(Rows from a figure dataset)
════════════════
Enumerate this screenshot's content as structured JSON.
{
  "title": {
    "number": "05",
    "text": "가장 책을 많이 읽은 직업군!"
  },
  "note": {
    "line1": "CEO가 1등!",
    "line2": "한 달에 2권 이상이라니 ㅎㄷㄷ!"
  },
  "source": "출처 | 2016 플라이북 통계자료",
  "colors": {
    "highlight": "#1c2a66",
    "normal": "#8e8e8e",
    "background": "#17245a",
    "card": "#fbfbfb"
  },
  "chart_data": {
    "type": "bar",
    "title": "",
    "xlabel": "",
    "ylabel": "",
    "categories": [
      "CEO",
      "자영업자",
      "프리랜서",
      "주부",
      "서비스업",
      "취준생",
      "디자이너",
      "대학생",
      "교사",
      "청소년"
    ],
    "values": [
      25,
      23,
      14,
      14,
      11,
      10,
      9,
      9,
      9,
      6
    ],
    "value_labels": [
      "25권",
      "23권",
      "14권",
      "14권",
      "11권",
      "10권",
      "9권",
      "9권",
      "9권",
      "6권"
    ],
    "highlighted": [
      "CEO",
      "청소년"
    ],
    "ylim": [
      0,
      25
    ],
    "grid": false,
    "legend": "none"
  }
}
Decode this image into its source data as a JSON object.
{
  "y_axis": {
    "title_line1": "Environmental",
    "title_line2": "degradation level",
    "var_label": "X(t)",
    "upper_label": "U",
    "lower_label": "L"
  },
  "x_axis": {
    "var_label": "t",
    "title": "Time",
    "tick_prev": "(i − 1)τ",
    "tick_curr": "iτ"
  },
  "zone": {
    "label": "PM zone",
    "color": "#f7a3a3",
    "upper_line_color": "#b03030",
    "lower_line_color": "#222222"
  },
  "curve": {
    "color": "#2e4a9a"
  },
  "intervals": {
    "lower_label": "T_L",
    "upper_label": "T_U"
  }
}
════════════════
Set task: The listing above must be transcribed exactly, line by line.

Response to the task:
Enumerate this screenshot's content as structured JSON.
{
  "title": {
    "number": "05",
    "text": "가장 책을 많이 읽은 직업군!"
  },
  "note": {
    "line1": "CEO가 1등!",
    "line2": "한 달에 2권 이상이라니 ㅎㄷㄷ!"
  },
  "source": "출처 | 2016 플라이북 통계자료",
  "colors": {
    "highlight": "#1c2a66",
    "normal": "#8e8e8e",
    "background": "#17245a",
    "card": "#fbfbfb"
  },
  "chart_data": {
    "type": "bar",
    "title": "",
    "xlabel": "",
    "ylabel": "",
    "categories": [
      "CEO",
      "자영업자",
      "프리랜서",
      "주부",
      "서비스업",
      "취준생",
      "디자이너",
      "대학생",
      "교사",
      "청소년"
    ],
    "values": [
      25,
      23,
      14,
      14,
      11,
      10,
      9,
      9,
      9,
      6
    ],
    "value_labels": [
      "25권",
      "23권",
      "14권",
      "14권",
      "11권",
      "10권",
      "9권",
      "9권",
      "9권",
      "6권"
    ],
    "highlighted": [
      "CEO",
      "청소년"
    ],
    "ylim": [
      0,
      25
    ],
    "grid": false,
    "legend": "none"
  }
}
Decode this image into its source data as a JSON object.
{
  "y_axis": {
    "title_line1": "Environmental",
    "title_line2": "degradation level",
    "var_label": "X(t)",
    "upper_label": "U",
    "lower_label": "L"
  },
  "x_axis": {
    "var_label": "t",
    "title": "Time",
    "tick_prev": "(i − 1)τ",
    "tick_curr": "iτ"
  },
  "zone": {
    "label": "PM zone",
    "color": "#f7a3a3",
    "upper_line_color": "#b03030",
    "lower_line_color": "#222222"
  },
  "curve": {
    "color": "#2e4a9a"
  },
  "intervals": {
    "lower_label": "T_L",
    "upper_label": "T_U"
  }
}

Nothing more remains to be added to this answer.